Task objective: Check each line of the records below for the word "arrêt" and copy those where it appears.

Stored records
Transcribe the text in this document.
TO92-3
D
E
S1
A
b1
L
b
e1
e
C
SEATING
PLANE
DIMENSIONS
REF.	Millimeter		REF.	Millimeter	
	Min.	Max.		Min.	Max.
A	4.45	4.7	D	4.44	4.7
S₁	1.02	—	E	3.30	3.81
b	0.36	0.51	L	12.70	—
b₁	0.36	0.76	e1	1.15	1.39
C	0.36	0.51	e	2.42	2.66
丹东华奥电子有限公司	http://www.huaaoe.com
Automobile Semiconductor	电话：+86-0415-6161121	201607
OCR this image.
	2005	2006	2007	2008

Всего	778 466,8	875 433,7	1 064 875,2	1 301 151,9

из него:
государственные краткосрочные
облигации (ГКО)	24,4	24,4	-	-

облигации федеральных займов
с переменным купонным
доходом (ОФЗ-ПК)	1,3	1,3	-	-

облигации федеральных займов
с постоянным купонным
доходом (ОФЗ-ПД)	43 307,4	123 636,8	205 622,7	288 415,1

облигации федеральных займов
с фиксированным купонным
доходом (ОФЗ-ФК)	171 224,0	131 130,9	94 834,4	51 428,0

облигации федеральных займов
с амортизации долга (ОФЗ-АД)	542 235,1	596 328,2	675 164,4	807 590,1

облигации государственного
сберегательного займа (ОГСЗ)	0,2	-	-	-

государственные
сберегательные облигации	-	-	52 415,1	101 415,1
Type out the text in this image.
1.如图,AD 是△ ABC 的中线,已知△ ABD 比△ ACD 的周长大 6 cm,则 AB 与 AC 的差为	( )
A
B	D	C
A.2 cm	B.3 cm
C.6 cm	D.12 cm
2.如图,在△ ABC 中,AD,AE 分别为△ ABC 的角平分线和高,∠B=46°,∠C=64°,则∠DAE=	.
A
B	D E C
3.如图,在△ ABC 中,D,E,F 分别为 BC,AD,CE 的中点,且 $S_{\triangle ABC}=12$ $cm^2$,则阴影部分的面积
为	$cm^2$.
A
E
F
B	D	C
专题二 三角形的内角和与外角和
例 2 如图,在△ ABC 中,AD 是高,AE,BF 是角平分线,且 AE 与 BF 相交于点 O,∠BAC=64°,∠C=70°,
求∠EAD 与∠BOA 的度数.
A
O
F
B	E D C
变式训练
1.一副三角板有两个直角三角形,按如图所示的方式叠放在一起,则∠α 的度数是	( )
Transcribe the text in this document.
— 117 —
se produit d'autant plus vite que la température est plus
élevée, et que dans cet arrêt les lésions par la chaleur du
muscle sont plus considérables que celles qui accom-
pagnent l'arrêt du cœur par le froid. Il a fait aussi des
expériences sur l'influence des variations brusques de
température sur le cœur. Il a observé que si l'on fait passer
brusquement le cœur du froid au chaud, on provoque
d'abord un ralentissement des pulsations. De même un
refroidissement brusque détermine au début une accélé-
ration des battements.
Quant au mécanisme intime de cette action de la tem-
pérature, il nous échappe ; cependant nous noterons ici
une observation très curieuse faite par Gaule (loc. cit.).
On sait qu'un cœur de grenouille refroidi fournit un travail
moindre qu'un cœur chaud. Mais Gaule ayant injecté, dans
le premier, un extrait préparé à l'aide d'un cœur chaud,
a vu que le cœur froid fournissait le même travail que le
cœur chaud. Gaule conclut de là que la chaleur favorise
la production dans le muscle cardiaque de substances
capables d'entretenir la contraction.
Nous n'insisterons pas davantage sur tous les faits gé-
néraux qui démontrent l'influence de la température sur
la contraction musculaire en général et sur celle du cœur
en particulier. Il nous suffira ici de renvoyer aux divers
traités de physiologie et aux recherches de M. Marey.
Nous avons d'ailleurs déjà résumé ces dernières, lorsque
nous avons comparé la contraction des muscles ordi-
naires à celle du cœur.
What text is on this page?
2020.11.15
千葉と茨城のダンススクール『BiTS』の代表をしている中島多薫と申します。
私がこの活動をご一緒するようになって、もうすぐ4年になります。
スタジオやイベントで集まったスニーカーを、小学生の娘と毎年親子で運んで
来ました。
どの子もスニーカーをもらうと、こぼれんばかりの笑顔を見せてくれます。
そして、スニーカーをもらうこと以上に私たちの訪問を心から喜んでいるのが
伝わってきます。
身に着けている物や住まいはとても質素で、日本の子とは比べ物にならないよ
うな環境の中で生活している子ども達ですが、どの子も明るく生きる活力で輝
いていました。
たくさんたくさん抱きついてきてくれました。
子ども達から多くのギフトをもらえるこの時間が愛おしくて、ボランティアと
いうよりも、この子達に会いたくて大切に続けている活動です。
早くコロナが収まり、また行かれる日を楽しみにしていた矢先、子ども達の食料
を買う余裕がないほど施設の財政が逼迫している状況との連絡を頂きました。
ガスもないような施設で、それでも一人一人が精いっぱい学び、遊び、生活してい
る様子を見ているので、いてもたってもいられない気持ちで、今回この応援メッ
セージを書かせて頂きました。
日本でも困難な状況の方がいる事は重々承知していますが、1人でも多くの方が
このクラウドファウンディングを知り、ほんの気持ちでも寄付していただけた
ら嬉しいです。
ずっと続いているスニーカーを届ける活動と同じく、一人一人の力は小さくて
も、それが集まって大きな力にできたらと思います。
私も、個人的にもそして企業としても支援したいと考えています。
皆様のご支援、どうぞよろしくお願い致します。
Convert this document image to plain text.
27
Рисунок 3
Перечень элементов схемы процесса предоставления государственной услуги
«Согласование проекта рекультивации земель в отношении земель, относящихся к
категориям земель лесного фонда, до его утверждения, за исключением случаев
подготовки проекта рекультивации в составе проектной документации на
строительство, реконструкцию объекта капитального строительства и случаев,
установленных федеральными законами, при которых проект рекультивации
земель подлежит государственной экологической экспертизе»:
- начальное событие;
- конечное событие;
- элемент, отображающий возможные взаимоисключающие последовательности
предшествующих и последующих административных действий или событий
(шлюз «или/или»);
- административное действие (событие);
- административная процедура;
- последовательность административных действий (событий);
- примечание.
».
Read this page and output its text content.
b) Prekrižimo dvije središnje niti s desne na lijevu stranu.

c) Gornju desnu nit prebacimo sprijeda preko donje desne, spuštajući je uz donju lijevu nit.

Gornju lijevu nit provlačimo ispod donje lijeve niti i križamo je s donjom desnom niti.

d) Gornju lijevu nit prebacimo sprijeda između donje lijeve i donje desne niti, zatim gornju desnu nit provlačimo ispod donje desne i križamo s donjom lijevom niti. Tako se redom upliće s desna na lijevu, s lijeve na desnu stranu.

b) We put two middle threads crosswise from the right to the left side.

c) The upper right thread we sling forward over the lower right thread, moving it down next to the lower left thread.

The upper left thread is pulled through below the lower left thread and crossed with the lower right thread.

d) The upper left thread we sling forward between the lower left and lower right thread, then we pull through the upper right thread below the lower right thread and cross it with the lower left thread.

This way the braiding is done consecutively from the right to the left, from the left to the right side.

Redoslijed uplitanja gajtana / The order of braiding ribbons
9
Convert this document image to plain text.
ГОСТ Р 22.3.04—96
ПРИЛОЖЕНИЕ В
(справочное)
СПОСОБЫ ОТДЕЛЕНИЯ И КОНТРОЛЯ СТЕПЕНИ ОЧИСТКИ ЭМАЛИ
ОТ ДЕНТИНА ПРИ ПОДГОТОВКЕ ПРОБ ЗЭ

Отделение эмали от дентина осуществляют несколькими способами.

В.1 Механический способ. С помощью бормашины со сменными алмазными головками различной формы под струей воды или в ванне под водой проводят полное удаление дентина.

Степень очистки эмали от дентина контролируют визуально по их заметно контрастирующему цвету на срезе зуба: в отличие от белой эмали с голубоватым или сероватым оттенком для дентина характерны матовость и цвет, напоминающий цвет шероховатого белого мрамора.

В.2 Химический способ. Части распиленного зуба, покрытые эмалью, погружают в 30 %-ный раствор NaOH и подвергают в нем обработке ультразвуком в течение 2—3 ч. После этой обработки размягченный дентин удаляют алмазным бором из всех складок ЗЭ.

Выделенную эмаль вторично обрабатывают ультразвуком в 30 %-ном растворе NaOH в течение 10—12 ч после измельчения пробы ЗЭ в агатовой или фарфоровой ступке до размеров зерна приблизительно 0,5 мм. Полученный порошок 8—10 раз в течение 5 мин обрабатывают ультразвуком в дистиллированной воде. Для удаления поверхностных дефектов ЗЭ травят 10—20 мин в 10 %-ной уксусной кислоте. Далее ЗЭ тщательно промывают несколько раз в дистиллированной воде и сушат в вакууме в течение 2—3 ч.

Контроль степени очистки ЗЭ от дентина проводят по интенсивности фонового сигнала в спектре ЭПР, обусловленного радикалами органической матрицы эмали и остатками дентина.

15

Expected answer:
élevée, et que dans cet arrêt les lésions par la chaleur du
pagnent l'arrêt du cœur par le froid. Il a fait aussi des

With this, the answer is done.